• TASK PROMPT:
Take the material and output all of it exactly.

• EXERCISE DATA:
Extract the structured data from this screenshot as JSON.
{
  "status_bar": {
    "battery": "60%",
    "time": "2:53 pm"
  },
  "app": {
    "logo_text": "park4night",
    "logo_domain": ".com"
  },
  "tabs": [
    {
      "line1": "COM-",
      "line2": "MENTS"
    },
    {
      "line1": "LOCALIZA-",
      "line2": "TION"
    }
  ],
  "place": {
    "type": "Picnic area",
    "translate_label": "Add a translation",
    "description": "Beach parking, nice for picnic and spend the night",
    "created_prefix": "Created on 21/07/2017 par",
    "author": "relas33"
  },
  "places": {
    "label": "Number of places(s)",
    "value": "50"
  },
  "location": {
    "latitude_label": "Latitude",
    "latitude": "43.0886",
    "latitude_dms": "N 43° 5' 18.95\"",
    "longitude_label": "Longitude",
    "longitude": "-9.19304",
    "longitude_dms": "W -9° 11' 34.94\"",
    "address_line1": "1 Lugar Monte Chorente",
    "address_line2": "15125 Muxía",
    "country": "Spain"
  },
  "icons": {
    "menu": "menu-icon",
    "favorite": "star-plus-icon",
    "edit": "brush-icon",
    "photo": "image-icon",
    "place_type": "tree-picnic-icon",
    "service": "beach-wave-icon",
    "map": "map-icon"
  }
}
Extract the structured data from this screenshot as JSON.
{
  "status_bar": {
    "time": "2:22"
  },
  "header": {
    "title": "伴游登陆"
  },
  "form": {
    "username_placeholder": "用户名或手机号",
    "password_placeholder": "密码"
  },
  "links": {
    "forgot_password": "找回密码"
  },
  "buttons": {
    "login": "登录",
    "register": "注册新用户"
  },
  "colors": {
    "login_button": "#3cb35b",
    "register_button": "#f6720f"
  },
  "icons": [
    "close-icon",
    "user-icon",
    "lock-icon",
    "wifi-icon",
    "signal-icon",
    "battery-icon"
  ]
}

• TASK RESPONSE:
Extract the structured data from this screenshot as JSON.
{
  "status_bar": {
    "battery": "60%",
    "time": "2:53 pm"
  },
  "app": {
    "logo_text": "park4night",
    "logo_domain": ".com"
  },
  "tabs": [
    {
      "line1": "COM-",
      "line2": "MENTS"
    },
    {
      "line1": "LOCALIZA-",
      "line2": "TION"
    }
  ],
  "place": {
    "type": "Picnic area",
    "translate_label": "Add a translation",
    "description": "Beach parking, nice for picnic and spend the night",
    "created_prefix": "Created on 21/07/2017 par",
    "author": "relas33"
  },
  "places": {
    "label": "Number of places(s)",
    "value": "50"
  },
  "location": {
    "latitude_label": "Latitude",
    "latitude": "43.0886",
    "latitude_dms": "N 43° 5' 18.95\"",
    "longitude_label": "Longitude",
    "longitude": "-9.19304",
    "longitude_dms": "W -9° 11' 34.94\"",
    "address_line1": "1 Lugar Monte Chorente",
    "address_line2": "15125 Muxía",
    "country": "Spain"
  },
  "icons": {
    "menu": "menu-icon",
    "favorite": "star-plus-icon",
    "edit": "brush-icon",
    "photo": "image-icon",
    "place_type": "tree-picnic-icon",
    "service": "beach-wave-icon",
    "map": "map-icon"
  }
}
Extract the structured data from this screenshot as JSON.
{
  "status_bar": {
    "time": "2:22"
  },
  "header": {
    "title": "伴游登陆"
  },
  "form": {
    "username_placeholder": "用户名或手机号",
    "password_placeholder": "密码"
  },
  "links": {
    "forgot_password": "找回密码"
  },
  "buttons": {
    "login": "登录",
    "register": "注册新用户"
  },
  "colors": {
    "login_button": "#3cb35b",
    "register_button": "#f6720f"
  },
  "icons": [
    "close-icon",
    "user-icon",
    "lock-icon",
    "wifi-icon",
    "signal-icon",
    "battery-icon"
  ]
}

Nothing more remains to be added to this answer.